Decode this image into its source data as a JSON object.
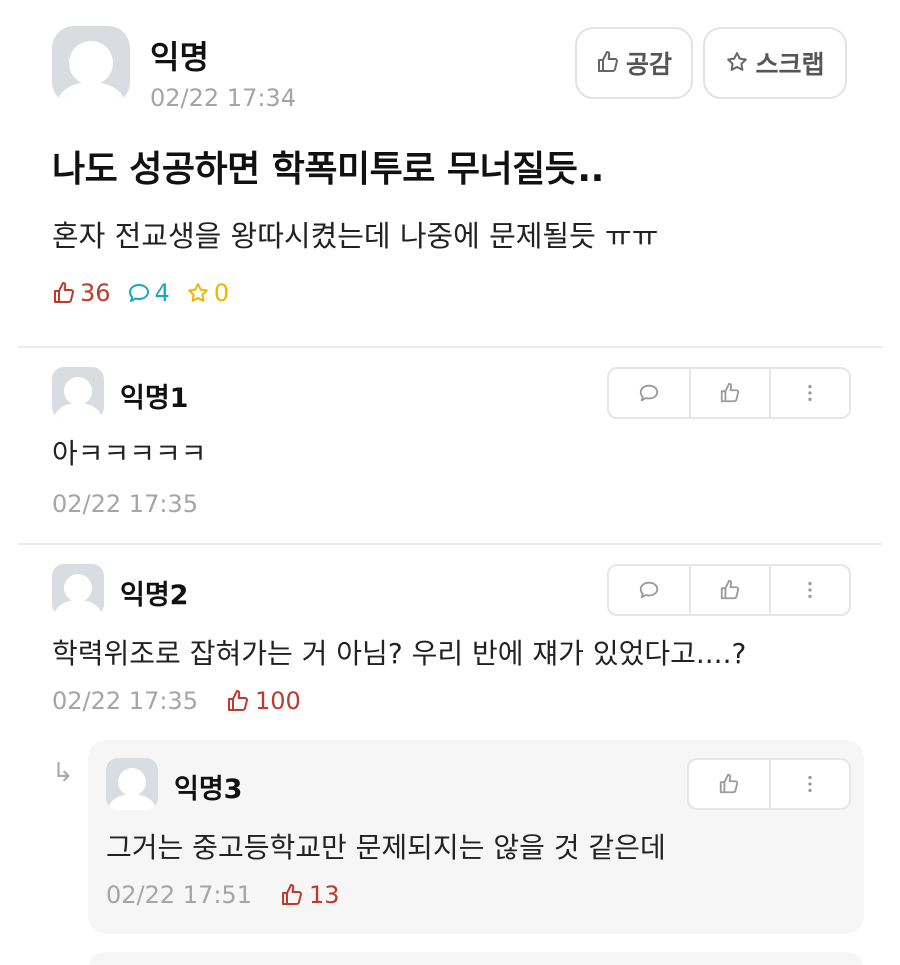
{
  "post": {
    "author": "익명",
    "time": "02/22 17:34",
    "like_button_label": "공감",
    "scrap_button_label": "스크랩",
    "title": "나도 성공하면 학폭미투로 무너질듯..",
    "body": "혼자 전교생을 왕따시켰는데 나중에 문제될듯 ㅠㅠ",
    "stats": {
      "likes": "36",
      "comments": "4",
      "scraps": "0"
    }
  },
  "comments": [
    {
      "author": "익명1",
      "text": "아ㅋㅋㅋㅋㅋ",
      "time": "02/22 17:35",
      "likes": ""
    },
    {
      "author": "익명2",
      "text": "학력위조로 잡혀가는 거 아님? 우리 반에 쟤가 있었다고....?",
      "time": "02/22 17:35",
      "likes": "100"
    }
  ],
  "reply": {
    "arrow": "↳",
    "author": "익명3",
    "text": "그거는 중고등학교만 문제되지는 않을 것 같은데",
    "time": "02/22 17:51",
    "likes": "13"
  },
  "colors": {
    "like": "#c0392b",
    "comment": "#1fa6bf",
    "scrap": "#f0b400",
    "muted": "#a5a5a5"
  },
  "icons": {
    "like": "thumbs-up-icon",
    "comment": "speech-bubble-icon",
    "scrap": "star-icon",
    "more": "vertical-dots-icon"
  }
}
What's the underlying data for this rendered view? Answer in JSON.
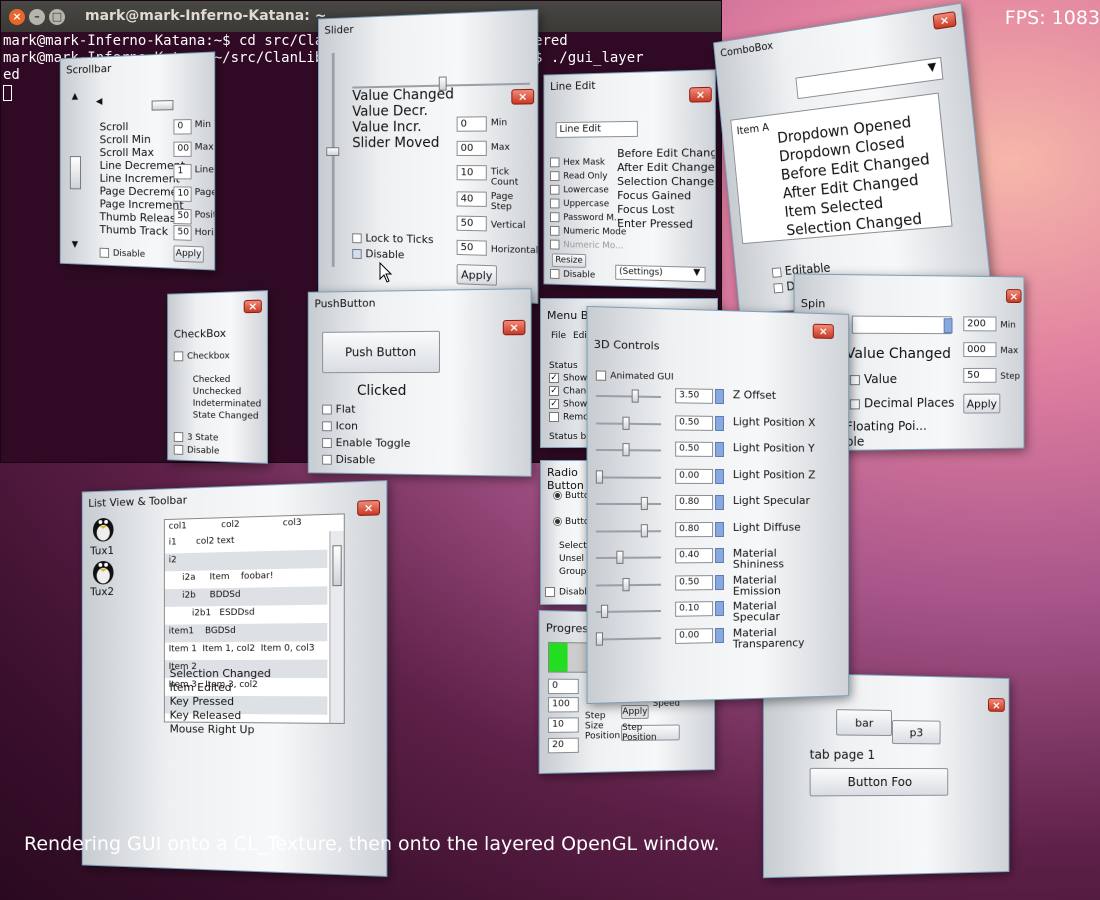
{
  "terminal": {
    "title": "mark@mark-Inferno-Katana: ~",
    "lines": [
      "mark@mark-Inferno-Katana:~$ cd src/ClanLib/Examples/GUI/GUI_Layered",
      "mark@mark-Inferno-Katana:~/src/ClanLib/Examples/GUI/GUI_Layered$ ./gui_layer",
      "ed"
    ]
  },
  "fps": "FPS: 1083",
  "caption": "Rendering GUI onto a CL_Texture, then onto the layered OpenGL window.",
  "scrollbar": {
    "title": "Scrollbar",
    "events": [
      "Scroll",
      "Scroll Min",
      "Scroll Max",
      "Line Decrement",
      "Line Increment",
      "Page Decrement",
      "Page Increment",
      "Thumb Release",
      "Thumb Track"
    ],
    "fields": [
      {
        "value": "0",
        "label": "Min"
      },
      {
        "value": "00",
        "label": "Max"
      },
      {
        "value": "1",
        "label": "Line"
      },
      {
        "value": "10",
        "label": "Page"
      },
      {
        "value": "50",
        "label": "Position"
      },
      {
        "value": "50",
        "label": "Horizontal"
      }
    ],
    "disable": "Disable",
    "apply": "Apply"
  },
  "slider": {
    "title": "Slider",
    "events": [
      "Value Changed",
      "Value Decr.",
      "Value Incr.",
      "Slider Moved"
    ],
    "fields": [
      {
        "value": "0",
        "label": "Min"
      },
      {
        "value": "00",
        "label": "Max"
      },
      {
        "value": "10",
        "label": "Tick Count"
      },
      {
        "value": "40",
        "label": "Page Step"
      },
      {
        "value": "50",
        "label": "Vertical"
      },
      {
        "value": "50",
        "label": "Horizontal"
      }
    ],
    "lock_to_ticks": "Lock to Ticks",
    "disable": "Disable",
    "apply": "Apply"
  },
  "lineedit": {
    "title": "Line Edit",
    "field_label": "Line Edit",
    "options": [
      "Hex Mask",
      "Read Only",
      "Lowercase",
      "Uppercase",
      "Password M...",
      "Numeric Mode",
      "Numeric Mo..."
    ],
    "events": [
      "Before Edit Change",
      "After Edit Changed",
      "Selection Changed",
      "Focus Gained",
      "Focus Lost",
      "Enter Pressed"
    ],
    "resize": "Resize",
    "disable": "Disable",
    "settings": "(Settings)"
  },
  "combobox": {
    "title": "ComboBox",
    "item": "Item A",
    "events": [
      "Dropdown Opened",
      "Dropdown Closed",
      "Before Edit Changed",
      "After Edit Changed",
      "Item Selected",
      "Selection Changed"
    ],
    "editable": "Editable",
    "disable": "Disable"
  },
  "checkbox": {
    "title": "CheckBox",
    "checkbox_label": "Checkbox",
    "events": [
      "Checked",
      "Unchecked",
      "Indeterminated",
      "State Changed"
    ],
    "three_state": "3 State",
    "disable": "Disable"
  },
  "pushbutton": {
    "title": "PushButton",
    "button": "Push Button",
    "status": "Clicked",
    "options": [
      "Flat",
      "Icon",
      "Enable Toggle",
      "Disable"
    ]
  },
  "menubar": {
    "title": "Menu Bar & Status Bar",
    "menus": [
      "File",
      "Edit"
    ],
    "status_label": "Status",
    "options": [
      "Show S",
      "Change",
      "Show C",
      "Remov"
    ],
    "status_bar": "Status ba"
  },
  "radio": {
    "title": "Radio Button",
    "buttons": [
      "Button",
      "Button"
    ],
    "texts": [
      "Select",
      "Unsel",
      "Group"
    ],
    "disable": "Disable"
  },
  "progress": {
    "title": "Progress B",
    "fields": [
      "0",
      "100",
      "10",
      "20"
    ],
    "labels": [
      "Step",
      "Size",
      "Position"
    ],
    "speed": "Speed",
    "apply": "Apply",
    "step_position": "Step Position",
    "progress_value": 0.12
  },
  "spin": {
    "title": "Spin",
    "event": "Value Changed",
    "value_label": "Value",
    "decimal": "Decimal Places",
    "floating": "Floating Poi...",
    "able": "ble",
    "fields": [
      {
        "value": "200",
        "label": "Min"
      },
      {
        "value": "000",
        "label": "Max"
      },
      {
        "value": "50",
        "label": "Step"
      }
    ],
    "apply": "Apply"
  },
  "listview": {
    "title": "List View & Toolbar",
    "toolbar": [
      "Tux1",
      "Tux2"
    ],
    "columns": [
      "col1",
      "col2",
      "col3"
    ],
    "rows": [
      [
        "i1",
        "col2 text",
        ""
      ],
      [
        "i2",
        "",
        ""
      ],
      [
        "i2a",
        "Item",
        "foobar!"
      ],
      [
        "i2b",
        "BDDSd",
        ""
      ],
      [
        "i2b1",
        "ESDDsd",
        ""
      ],
      [
        "item1",
        "BGDSd",
        ""
      ],
      [
        "Item 1",
        "Item 1, col2",
        "Item 0, col3"
      ],
      [
        "Item 2",
        "",
        ""
      ],
      [
        "Item 3",
        "Item 3, col2",
        ""
      ]
    ],
    "events": [
      "Selection Changed",
      "Item Edited",
      "Key Pressed",
      "Key Released",
      "Mouse Right Up"
    ]
  },
  "controls3d": {
    "title": "3D Controls",
    "animated": "Animated GUI",
    "params": [
      {
        "value": "3.50",
        "label": "Z Offset",
        "level": 0.6
      },
      {
        "value": "0.50",
        "label": "Light Position X",
        "level": 0.45
      },
      {
        "value": "0.50",
        "label": "Light Position Y",
        "level": 0.45
      },
      {
        "value": "0.00",
        "label": "Light Position Z",
        "level": 0.0
      },
      {
        "value": "0.80",
        "label": "Light Specular",
        "level": 0.75
      },
      {
        "value": "0.80",
        "label": "Light Diffuse",
        "level": 0.75
      },
      {
        "value": "0.40",
        "label": "Material Shininess",
        "level": 0.35
      },
      {
        "value": "0.50",
        "label": "Material Emission",
        "level": 0.45
      },
      {
        "value": "0.10",
        "label": "Material Specular",
        "level": 0.08
      },
      {
        "value": "0.00",
        "label": "Material Transparency",
        "level": 0.0
      }
    ]
  },
  "tabs": {
    "tabs": [
      "bar",
      "p3"
    ],
    "page": "tab page 1",
    "button": "Button Foo"
  },
  "colors": {
    "accent": "#7a9fbd",
    "close": "#c83a26",
    "progress": "#22dd22",
    "terminal_bg": "#300a24"
  }
}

■ **WRITTEN TASK**:
Return a copy of every line that includes the word "author".

■ **ANSWER FOR THE TASK**:
    "author": "익명",
      "author": "익명1",
      "author": "익명2",
    "author": "익명3",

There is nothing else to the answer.